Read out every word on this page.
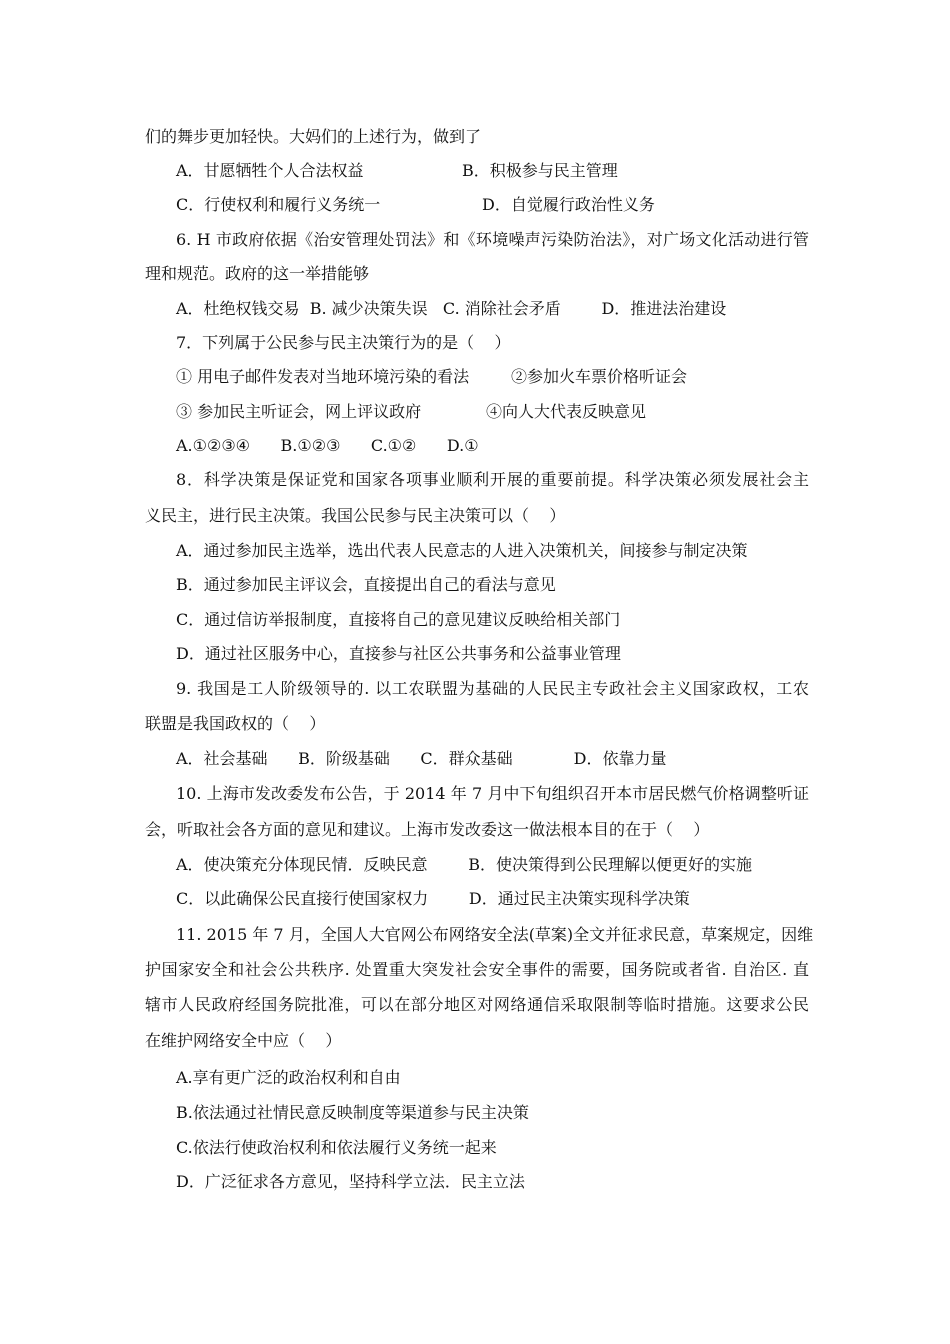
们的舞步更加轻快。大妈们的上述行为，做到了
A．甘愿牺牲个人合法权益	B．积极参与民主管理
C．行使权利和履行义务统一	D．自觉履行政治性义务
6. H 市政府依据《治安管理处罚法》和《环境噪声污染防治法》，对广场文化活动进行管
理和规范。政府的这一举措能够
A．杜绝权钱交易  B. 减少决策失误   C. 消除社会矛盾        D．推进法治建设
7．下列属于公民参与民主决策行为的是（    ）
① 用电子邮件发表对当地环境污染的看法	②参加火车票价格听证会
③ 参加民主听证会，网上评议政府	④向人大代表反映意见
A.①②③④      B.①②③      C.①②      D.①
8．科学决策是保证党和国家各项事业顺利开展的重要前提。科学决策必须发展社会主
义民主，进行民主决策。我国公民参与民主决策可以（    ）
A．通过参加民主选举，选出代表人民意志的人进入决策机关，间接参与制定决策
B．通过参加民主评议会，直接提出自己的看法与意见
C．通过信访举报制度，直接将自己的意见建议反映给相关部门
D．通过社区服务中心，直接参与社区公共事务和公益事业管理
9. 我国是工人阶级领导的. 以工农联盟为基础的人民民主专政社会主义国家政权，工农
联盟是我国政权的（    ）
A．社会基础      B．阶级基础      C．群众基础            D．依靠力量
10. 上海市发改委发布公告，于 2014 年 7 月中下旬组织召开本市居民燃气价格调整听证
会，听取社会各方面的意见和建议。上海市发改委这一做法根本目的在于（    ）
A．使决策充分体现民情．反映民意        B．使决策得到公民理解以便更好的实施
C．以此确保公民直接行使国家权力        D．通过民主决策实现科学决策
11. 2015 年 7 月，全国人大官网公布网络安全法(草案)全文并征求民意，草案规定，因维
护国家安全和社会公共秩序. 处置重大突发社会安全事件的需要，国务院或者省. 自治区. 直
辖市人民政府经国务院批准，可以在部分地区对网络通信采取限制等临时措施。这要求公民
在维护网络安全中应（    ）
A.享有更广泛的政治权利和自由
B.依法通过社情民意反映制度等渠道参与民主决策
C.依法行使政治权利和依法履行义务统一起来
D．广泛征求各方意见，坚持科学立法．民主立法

..........

- [Exercise goal] Copy out the data above exactly, except the pictures.

- [Task output]
Read out every word on this page.
们的舞步更加轻快。大妈们的上述行为，做到了
A．甘愿牺牲个人合法权益	B．积极参与民主管理
C．行使权利和履行义务统一	D．自觉履行政治性义务
6. H 市政府依据《治安管理处罚法》和《环境噪声污染防治法》，对广场文化活动进行管
理和规范。政府的这一举措能够
A．杜绝权钱交易  B. 减少决策失误   C. 消除社会矛盾        D．推进法治建设
7．下列属于公民参与民主决策行为的是（    ）
① 用电子邮件发表对当地环境污染的看法	②参加火车票价格听证会
③ 参加民主听证会，网上评议政府	④向人大代表反映意见
A.①②③④      B.①②③      C.①②      D.①
8．科学决策是保证党和国家各项事业顺利开展的重要前提。科学决策必须发展社会主
义民主，进行民主决策。我国公民参与民主决策可以（    ）
A．通过参加民主选举，选出代表人民意志的人进入决策机关，间接参与制定决策
B．通过参加民主评议会，直接提出自己的看法与意见
C．通过信访举报制度，直接将自己的意见建议反映给相关部门
D．通过社区服务中心，直接参与社区公共事务和公益事业管理
9. 我国是工人阶级领导的. 以工农联盟为基础的人民民主专政社会主义国家政权，工农
联盟是我国政权的（    ）
A．社会基础      B．阶级基础      C．群众基础            D．依靠力量
10. 上海市发改委发布公告，于 2014 年 7 月中下旬组织召开本市居民燃气价格调整听证
会，听取社会各方面的意见和建议。上海市发改委这一做法根本目的在于（    ）
A．使决策充分体现民情．反映民意        B．使决策得到公民理解以便更好的实施
C．以此确保公民直接行使国家权力        D．通过民主决策实现科学决策
11. 2015 年 7 月，全国人大官网公布网络安全法(草案)全文并征求民意，草案规定，因维
护国家安全和社会公共秩序. 处置重大突发社会安全事件的需要，国务院或者省. 自治区. 直
辖市人民政府经国务院批准，可以在部分地区对网络通信采取限制等临时措施。这要求公民
在维护网络安全中应（    ）
A.享有更广泛的政治权利和自由
B.依法通过社情民意反映制度等渠道参与民主决策
C.依法行使政治权利和依法履行义务统一起来
D．广泛征求各方意见，坚持科学立法．民主立法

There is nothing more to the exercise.